● **Extrait choisi**
☆ ☆ ☆ ☆
Morrissey

Morrissey à Montréal | Les sceptiques ont eu tort

Pas facile d’y croire. Quand nous avions annoncé, à la mi-février, la venue de Morrissey à Montréal pour la première fois en près de 22 ans, la nouvelle avait été accueillie avec… scepticisme. Quand un show de Morrissey est annoncé, il a presque autant de chance d’être annulé que d’avoir lieu. Et pourtant, il était là ce soir, devant nos yeux. Le mythique alt-crooner britannique, ex-chanteur des Smiths. En grande forme. Tout en voix. Se donnant corps et âme pour un public en liesse. Quelle soirée!


L’historique d’absentéisme de Morrissey

Au fond, on ne peut pas trop blâmer ceux qui s’attendaient à une annulation de la part de Morrissey. C’est si fréquent qu’il largue des concerts qu’un site répertorie méticuleusement les annulations depuis 1991, et les chiffres sont assez étonnants. Bon an mal an, Morrissey fait faux bond environ 30% du temps. En 2013, il aurait annulé 78% des concerts pour lesquels des billets avaient été vendus.

Il y a à peine deux semaines, il faisait le coup à Vancouver, Winnipeg et Edmonton. Ces spectacles sont toutefois techniquement remis à l’automne. Mais bon, ça sentait pas bon pour Toronto et Montréal. Mais heureusement, on a tenu le coup. Lui aussi, il a tenu le coup. Et ça a valu le coup.

Sur place, il y avait déjà de l’électricité dans l’air dès notre arrivée. L’ambiance d’un grand rendez-vous attendu depuis trop longtemps, des retrouvailles nostalgiques. Des quarantenaires qui font la file devant le MTELUS, ce n’est pas courant. Une foule bien compacte à 19h45 non plus.

Avant d’entrer dans la salle, on constate d’abord qu’il a tenu parole auprès des groupes de protection des animaux. En annonçant la levée de son boycott canadien de près de 15 ans, Morrissey s’était engagé à faire un don à des organismes dans les villes où il jouerait, en plus d’inviter ces groupes à installer des stands lors de ses concerts. Il y étaient, distribuant des dépliants aux intéressés. La marque Canada Goose n’a pas eu droit à une très bonne publicité ce soir.
☆ ☆ ☆ ☆
● **Données disponibles**
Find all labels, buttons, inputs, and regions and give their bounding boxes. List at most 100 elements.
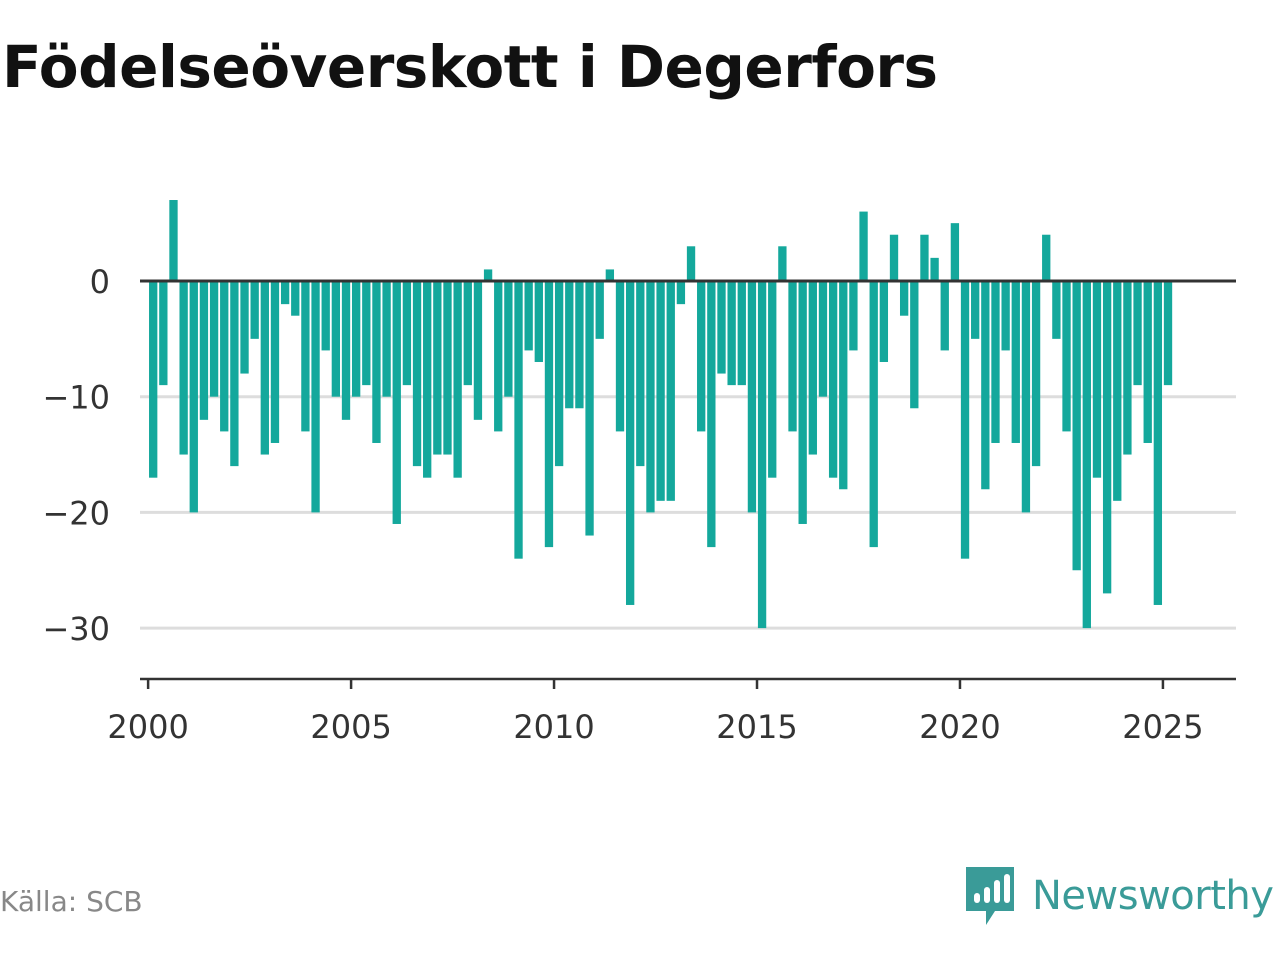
☆ ☆ ☆ ☆
● **Consigne**
Traduisez en anglais, s'il vous plaît, cette phrase de l'article sur le concert de Morrissey à Montréal : « Bon an mal an, Morrissey fait faux bond environ 30% du temps. » Le matériel fourni ici n'est pas nécessaire.

● **Réponse proposée**
Year in, year out, Morrissey fails to show up about 30% of the time.